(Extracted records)
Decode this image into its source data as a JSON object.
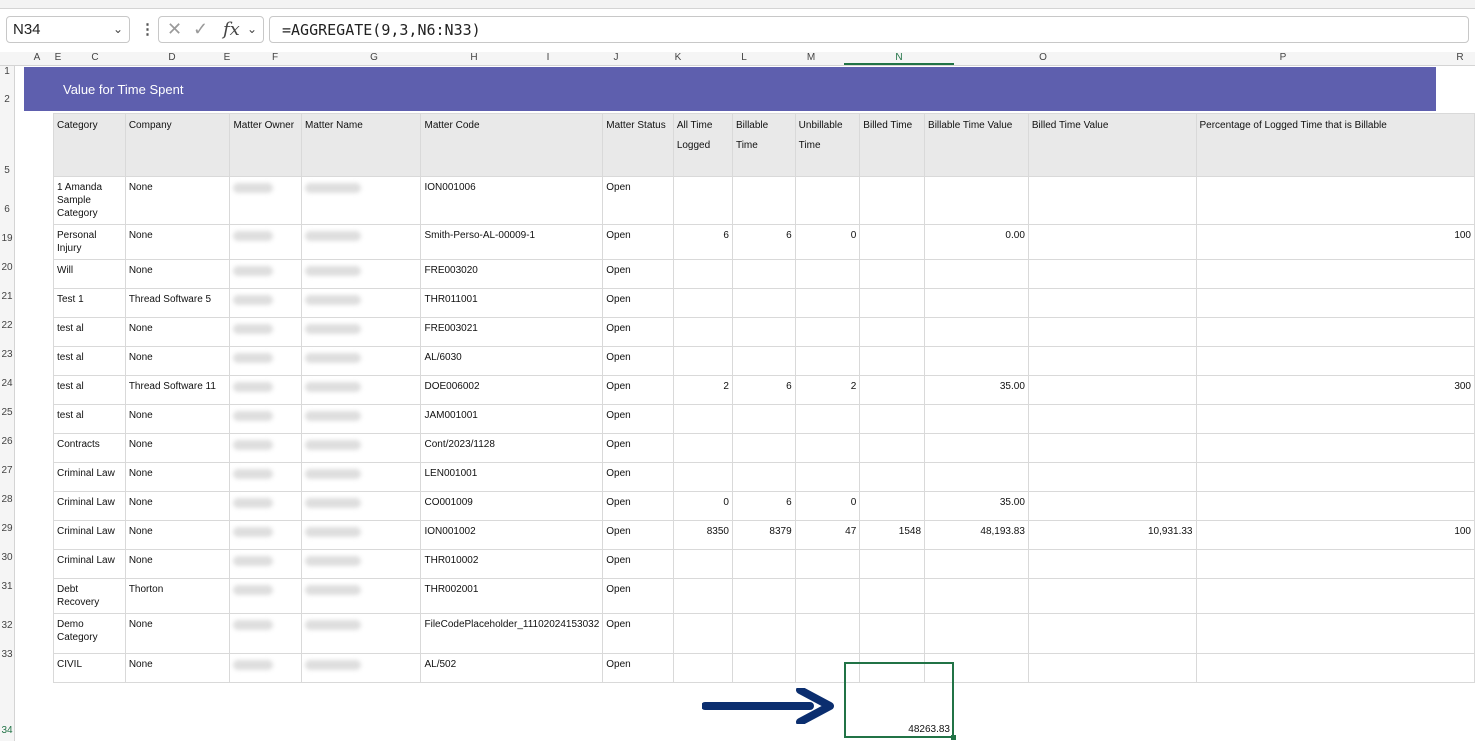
{
  "formula_bar": {
    "name_box": "N34",
    "formula": "=AGGREGATE(9,3,N6:N33)",
    "cancel_icon": "cancel-icon",
    "enter_icon": "check-icon",
    "fx_label": "fx"
  },
  "columns": [
    "A",
    "E",
    "C",
    "D",
    "E",
    "F",
    "G",
    "H",
    "I",
    "J",
    "K",
    "L",
    "M",
    "N",
    "O",
    "P",
    "R"
  ],
  "rows": [
    "1",
    "2",
    "5",
    "6",
    "19",
    "20",
    "21",
    "22",
    "23",
    "24",
    "25",
    "26",
    "27",
    "28",
    "29",
    "30",
    "31",
    "32",
    "33",
    "34"
  ],
  "banner_title": "Value for Time Spent",
  "headers": [
    "Category",
    "Company",
    "Matter Owner",
    "Matter Name",
    "Matter Code",
    "Matter Status",
    "All Time Logged",
    "Billable Time",
    "Unbillable Time",
    "Billed Time",
    "Billable Time Value",
    "Billed Time Value",
    "Percentage of Logged Time that is Billable"
  ],
  "data_rows": [
    {
      "category": "1 Amanda Sample Category",
      "company": "None",
      "code": "ION001006",
      "status": "Open",
      "all": "",
      "billable": "",
      "unbillable": "",
      "billed": "",
      "btv": "",
      "bdv": "",
      "pct": ""
    },
    {
      "category": "Personal Injury",
      "company": "None",
      "code": "Smith-Perso-AL-00009-1",
      "status": "Open",
      "all": "6",
      "billable": "6",
      "unbillable": "0",
      "billed": "",
      "btv": "0.00",
      "bdv": "",
      "pct": "100"
    },
    {
      "category": "Will",
      "company": "None",
      "code": "FRE003020",
      "status": "Open",
      "all": "",
      "billable": "",
      "unbillable": "",
      "billed": "",
      "btv": "",
      "bdv": "",
      "pct": ""
    },
    {
      "category": "Test 1",
      "company": "Thread Software 5",
      "code": "THR011001",
      "status": "Open",
      "all": "",
      "billable": "",
      "unbillable": "",
      "billed": "",
      "btv": "",
      "bdv": "",
      "pct": ""
    },
    {
      "category": "test al",
      "company": "None",
      "code": "FRE003021",
      "status": "Open",
      "all": "",
      "billable": "",
      "unbillable": "",
      "billed": "",
      "btv": "",
      "bdv": "",
      "pct": ""
    },
    {
      "category": "test al",
      "company": "None",
      "code": "AL/6030",
      "status": "Open",
      "all": "",
      "billable": "",
      "unbillable": "",
      "billed": "",
      "btv": "",
      "bdv": "",
      "pct": ""
    },
    {
      "category": "test al",
      "company": "Thread Software 11",
      "code": "DOE006002",
      "status": "Open",
      "all": "2",
      "billable": "6",
      "unbillable": "2",
      "billed": "",
      "btv": "35.00",
      "bdv": "",
      "pct": "300"
    },
    {
      "category": "test al",
      "company": "None",
      "code": "JAM001001",
      "status": "Open",
      "all": "",
      "billable": "",
      "unbillable": "",
      "billed": "",
      "btv": "",
      "bdv": "",
      "pct": ""
    },
    {
      "category": "Contracts",
      "company": "None",
      "code": "Cont/2023/1128",
      "status": "Open",
      "all": "",
      "billable": "",
      "unbillable": "",
      "billed": "",
      "btv": "",
      "bdv": "",
      "pct": ""
    },
    {
      "category": "Criminal Law",
      "company": "None",
      "code": "LEN001001",
      "status": "Open",
      "all": "",
      "billable": "",
      "unbillable": "",
      "billed": "",
      "btv": "",
      "bdv": "",
      "pct": ""
    },
    {
      "category": "Criminal Law",
      "company": "None",
      "code": "CO001009",
      "status": "Open",
      "all": "0",
      "billable": "6",
      "unbillable": "0",
      "billed": "",
      "btv": "35.00",
      "bdv": "",
      "pct": ""
    },
    {
      "category": "Criminal Law",
      "company": "None",
      "code": "ION001002",
      "status": "Open",
      "all": "8350",
      "billable": "8379",
      "unbillable": "47",
      "billed": "1548",
      "btv": "48,193.83",
      "bdv": "10,931.33",
      "pct": "100"
    },
    {
      "category": "Criminal Law",
      "company": "None",
      "code": "THR010002",
      "status": "Open",
      "all": "",
      "billable": "",
      "unbillable": "",
      "billed": "",
      "btv": "",
      "bdv": "",
      "pct": ""
    },
    {
      "category": "Debt Recovery",
      "company": "Thorton",
      "code": "THR002001",
      "status": "Open",
      "all": "",
      "billable": "",
      "unbillable": "",
      "billed": "",
      "btv": "",
      "bdv": "",
      "pct": ""
    },
    {
      "category": "Demo Category",
      "company": "None",
      "code": "FileCodePlaceholder_11102024153032",
      "status": "Open",
      "all": "",
      "billable": "",
      "unbillable": "",
      "billed": "",
      "btv": "",
      "bdv": "",
      "pct": ""
    },
    {
      "category": "CIVIL",
      "company": "None",
      "code": "AL/502",
      "status": "Open",
      "all": "",
      "billable": "",
      "unbillable": "",
      "billed": "",
      "btv": "",
      "bdv": "",
      "pct": ""
    }
  ],
  "selected_cell_value": "48263.83",
  "arrow_color": "#0b2e6f",
  "banner_color": "#5e5fae",
  "selection_color": "#217346"
}
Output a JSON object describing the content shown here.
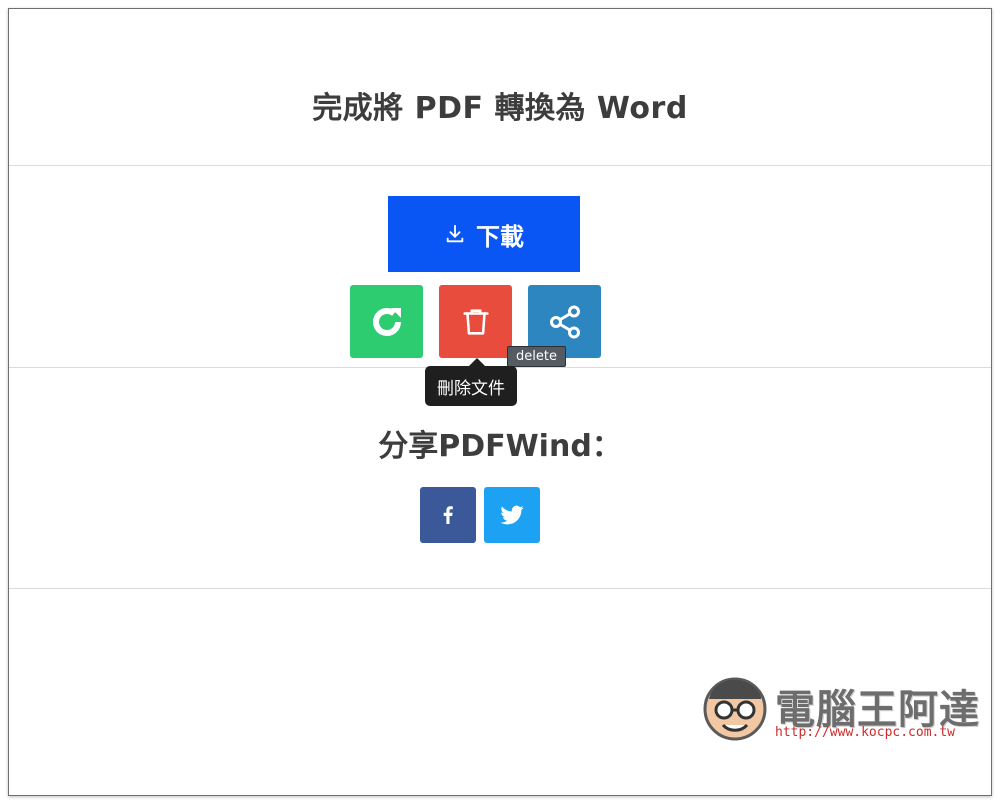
{
  "dialog": {
    "title": "完成將 PDF 轉換為 Word",
    "download_label": "下載",
    "actions": [
      {
        "name": "redo",
        "icon": "refresh-icon",
        "color": "#2ecc71"
      },
      {
        "name": "delete",
        "icon": "trash-icon",
        "color": "#e74c3c"
      },
      {
        "name": "share",
        "icon": "share-icon",
        "color": "#2e86c1"
      }
    ],
    "tooltip_small": "delete",
    "tooltip_main": "刪除文件",
    "share_heading": "分享PDFWind：",
    "social": [
      {
        "name": "facebook",
        "icon": "facebook-icon",
        "color": "#3b5998"
      },
      {
        "name": "twitter",
        "icon": "twitter-icon",
        "color": "#1da1f2"
      }
    ]
  },
  "watermark": {
    "text": "電腦王阿達",
    "url": "http://www.kocpc.com.tw"
  },
  "colors": {
    "download": "#0a56f5",
    "title_text": "#3d3d3d"
  }
}
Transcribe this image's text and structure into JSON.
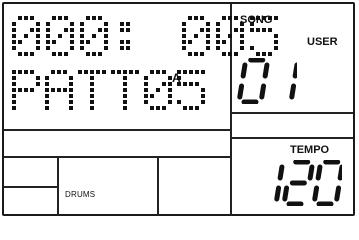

--- Problem details ---
Return the material word for word. Pictures are not part of the copy.

--- Reply ---
Decode this image into its source data as a JSON object.
{
  "formula_bar": {
    "name_box": "N34",
    "formula": "=AGGREGATE(9,3,N6:N33)",
    "cancel_icon": "cancel-icon",
    "enter_icon": "check-icon",
    "fx_label": "fx"
  },
  "columns": [
    "A",
    "E",
    "C",
    "D",
    "E",
    "F",
    "G",
    "H",
    "I",
    "J",
    "K",
    "L",
    "M",
    "N",
    "O",
    "P",
    "R"
  ],
  "rows": [
    "1",
    "2",
    "5",
    "6",
    "19",
    "20",
    "21",
    "22",
    "23",
    "24",
    "25",
    "26",
    "27",
    "28",
    "29",
    "30",
    "31",
    "32",
    "33",
    "34"
  ],
  "banner_title": "Value for Time Spent",
  "headers": [
    "Category",
    "Company",
    "Matter Owner",
    "Matter Name",
    "Matter Code",
    "Matter Status",
    "All Time Logged",
    "Billable Time",
    "Unbillable Time",
    "Billed Time",
    "Billable Time Value",
    "Billed Time Value",
    "Percentage of Logged Time that is Billable"
  ],
  "data_rows": [
    {
      "category": "1 Amanda Sample Category",
      "company": "None",
      "code": "ION001006",
      "status": "Open",
      "all": "",
      "billable": "",
      "unbillable": "",
      "billed": "",
      "btv": "",
      "bdv": "",
      "pct": ""
    },
    {
      "category": "Personal Injury",
      "company": "None",
      "code": "Smith-Perso-AL-00009-1",
      "status": "Open",
      "all": "6",
      "billable": "6",
      "unbillable": "0",
      "billed": "",
      "btv": "0.00",
      "bdv": "",
      "pct": "100"
    },
    {
      "category": "Will",
      "company": "None",
      "code": "FRE003020",
      "status": "Open",
      "all": "",
      "billable": "",
      "unbillable": "",
      "billed": "",
      "btv": "",
      "bdv": "",
      "pct": ""
    },
    {
      "category": "Test 1",
      "company": "Thread Software 5",
      "code": "THR011001",
      "status": "Open",
      "all": "",
      "billable": "",
      "unbillable": "",
      "billed": "",
      "btv": "",
      "bdv": "",
      "pct": ""
    },
    {
      "category": "test al",
      "company": "None",
      "code": "FRE003021",
      "status": "Open",
      "all": "",
      "billable": "",
      "unbillable": "",
      "billed": "",
      "btv": "",
      "bdv": "",
      "pct": ""
    },
    {
      "category": "test al",
      "company": "None",
      "code": "AL/6030",
      "status": "Open",
      "all": "",
      "billable": "",
      "unbillable": "",
      "billed": "",
      "btv": "",
      "bdv": "",
      "pct": ""
    },
    {
      "category": "test al",
      "company": "Thread Software 11",
      "code": "DOE006002",
      "status": "Open",
      "all": "2",
      "billable": "6",
      "unbillable": "2",
      "billed": "",
      "btv": "35.00",
      "bdv": "",
      "pct": "300"
    },
    {
      "category": "test al",
      "company": "None",
      "code": "JAM001001",
      "status": "Open",
      "all": "",
      "billable": "",
      "unbillable": "",
      "billed": "",
      "btv": "",
      "bdv": "",
      "pct": ""
    },
    {
      "category": "Contracts",
      "company": "None",
      "code": "Cont/2023/1128",
      "status": "Open",
      "all": "",
      "billable": "",
      "unbillable": "",
      "billed": "",
      "btv": "",
      "bdv": "",
      "pct": ""
    },
    {
      "category": "Criminal Law",
      "company": "None",
      "code": "LEN001001",
      "status": "Open",
      "all": "",
      "billable": "",
      "unbillable": "",
      "billed": "",
      "btv": "",
      "bdv": "",
      "pct": ""
    },
    {
      "category": "Criminal Law",
      "company": "None",
      "code": "CO001009",
      "status": "Open",
      "all": "0",
      "billable": "6",
      "unbillable": "0",
      "billed": "",
      "btv": "35.00",
      "bdv": "",
      "pct": ""
    },
    {
      "category": "Criminal Law",
      "company": "None",
      "code": "ION001002",
      "status": "Open",
      "all": "8350",
      "billable": "8379",
      "unbillable": "47",
      "billed": "1548",
      "btv": "48,193.83",
      "bdv": "10,931.33",
      "pct": "100"
    },
    {
      "category": "Criminal Law",
      "company": "None",
      "code": "THR010002",
      "status": "Open",
      "all": "",
      "billable": "",
      "unbillable": "",
      "billed": "",
      "btv": "",
      "bdv": "",
      "pct": ""
    },
    {
      "category": "Debt Recovery",
      "company": "Thorton",
      "code": "THR002001",
      "status": "Open",
      "all": "",
      "billable": "",
      "unbillable": "",
      "billed": "",
      "btv": "",
      "bdv": "",
      "pct": ""
    },
    {
      "category": "Demo Category",
      "company": "None",
      "code": "FileCodePlaceholder_11102024153032",
      "status": "Open",
      "all": "",
      "billable": "",
      "unbillable": "",
      "billed": "",
      "btv": "",
      "bdv": "",
      "pct": ""
    },
    {
      "category": "CIVIL",
      "company": "None",
      "code": "AL/502",
      "status": "Open",
      "all": "",
      "billable": "",
      "unbillable": "",
      "billed": "",
      "btv": "",
      "bdv": "",
      "pct": ""
    }
  ],
  "selected_cell_value": "48263.83",
  "arrow_color": "#0b2e6f",
  "banner_color": "#5e5fae",
  "selection_color": "#217346"
}
Output a JSON object describing the content shown here.
{
  "dialog": {
    "title": "完成將 PDF 轉換為 Word",
    "download_label": "下載",
    "actions": [
      {
        "name": "redo",
        "icon": "refresh-icon",
        "color": "#2ecc71"
      },
      {
        "name": "delete",
        "icon": "trash-icon",
        "color": "#e74c3c"
      },
      {
        "name": "share",
        "icon": "share-icon",
        "color": "#2e86c1"
      }
    ],
    "tooltip_small": "delete",
    "tooltip_main": "刪除文件",
    "share_heading": "分享PDFWind：",
    "social": [
      {
        "name": "facebook",
        "icon": "facebook-icon",
        "color": "#3b5998"
      },
      {
        "name": "twitter",
        "icon": "twitter-icon",
        "color": "#1da1f2"
      }
    ]
  },
  "watermark": {
    "text": "電腦王阿達",
    "url": "http://www.kocpc.com.tw"
  },
  "colors": {
    "download": "#0a56f5",
    "title_text": "#3d3d3d"
  }
}
Transcribe this image's text and structure into JSON.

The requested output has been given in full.